Rows from a layout dataset
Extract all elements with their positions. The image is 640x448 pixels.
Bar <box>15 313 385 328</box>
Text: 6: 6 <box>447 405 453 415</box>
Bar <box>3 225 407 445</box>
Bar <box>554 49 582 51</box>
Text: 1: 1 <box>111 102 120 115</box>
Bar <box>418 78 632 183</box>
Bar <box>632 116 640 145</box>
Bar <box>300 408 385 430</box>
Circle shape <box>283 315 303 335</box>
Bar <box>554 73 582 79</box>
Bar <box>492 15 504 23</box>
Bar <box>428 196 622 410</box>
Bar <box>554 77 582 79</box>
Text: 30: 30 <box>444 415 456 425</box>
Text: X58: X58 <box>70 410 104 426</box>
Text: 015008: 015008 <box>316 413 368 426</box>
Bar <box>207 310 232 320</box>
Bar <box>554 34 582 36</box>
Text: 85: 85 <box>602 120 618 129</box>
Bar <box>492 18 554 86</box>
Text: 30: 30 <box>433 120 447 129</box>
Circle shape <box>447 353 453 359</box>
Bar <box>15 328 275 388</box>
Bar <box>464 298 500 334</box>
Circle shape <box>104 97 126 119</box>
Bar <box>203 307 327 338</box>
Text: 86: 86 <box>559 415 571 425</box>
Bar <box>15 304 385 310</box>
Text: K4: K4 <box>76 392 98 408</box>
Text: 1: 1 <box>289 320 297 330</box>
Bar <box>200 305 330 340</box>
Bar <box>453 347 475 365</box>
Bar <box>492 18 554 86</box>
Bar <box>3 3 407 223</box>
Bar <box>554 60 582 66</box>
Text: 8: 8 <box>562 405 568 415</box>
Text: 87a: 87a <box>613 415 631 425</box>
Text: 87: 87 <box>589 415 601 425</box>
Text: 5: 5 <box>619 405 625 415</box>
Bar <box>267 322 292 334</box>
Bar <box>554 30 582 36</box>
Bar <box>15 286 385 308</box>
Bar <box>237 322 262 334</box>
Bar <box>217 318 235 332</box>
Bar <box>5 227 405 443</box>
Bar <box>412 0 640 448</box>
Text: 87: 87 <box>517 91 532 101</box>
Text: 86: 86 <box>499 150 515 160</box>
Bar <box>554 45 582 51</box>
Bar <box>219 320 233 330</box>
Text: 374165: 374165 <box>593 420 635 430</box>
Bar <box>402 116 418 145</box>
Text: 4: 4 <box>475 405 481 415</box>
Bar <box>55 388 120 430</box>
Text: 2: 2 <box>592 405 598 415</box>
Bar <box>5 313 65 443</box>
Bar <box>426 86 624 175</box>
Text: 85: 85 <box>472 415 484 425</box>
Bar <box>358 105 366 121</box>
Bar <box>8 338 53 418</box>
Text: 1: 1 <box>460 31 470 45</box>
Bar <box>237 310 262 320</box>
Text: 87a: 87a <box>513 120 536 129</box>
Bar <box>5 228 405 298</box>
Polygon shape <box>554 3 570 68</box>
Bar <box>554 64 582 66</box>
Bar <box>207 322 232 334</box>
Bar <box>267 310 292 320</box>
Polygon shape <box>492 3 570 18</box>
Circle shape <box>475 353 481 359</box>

Task directions ▸ Reproduce the listing word for word, from its opening line down to and including the line that contains "Bar <box>554 77 582 79</box>".

The answer ▸
Extract all elements with their positions. The image is 640x448 pixels.
Bar <box>15 313 385 328</box>
Text: 6: 6 <box>447 405 453 415</box>
Bar <box>3 225 407 445</box>
Bar <box>554 49 582 51</box>
Text: 1: 1 <box>111 102 120 115</box>
Bar <box>418 78 632 183</box>
Bar <box>632 116 640 145</box>
Bar <box>300 408 385 430</box>
Circle shape <box>283 315 303 335</box>
Bar <box>554 73 582 79</box>
Bar <box>492 15 504 23</box>
Bar <box>428 196 622 410</box>
Bar <box>554 77 582 79</box>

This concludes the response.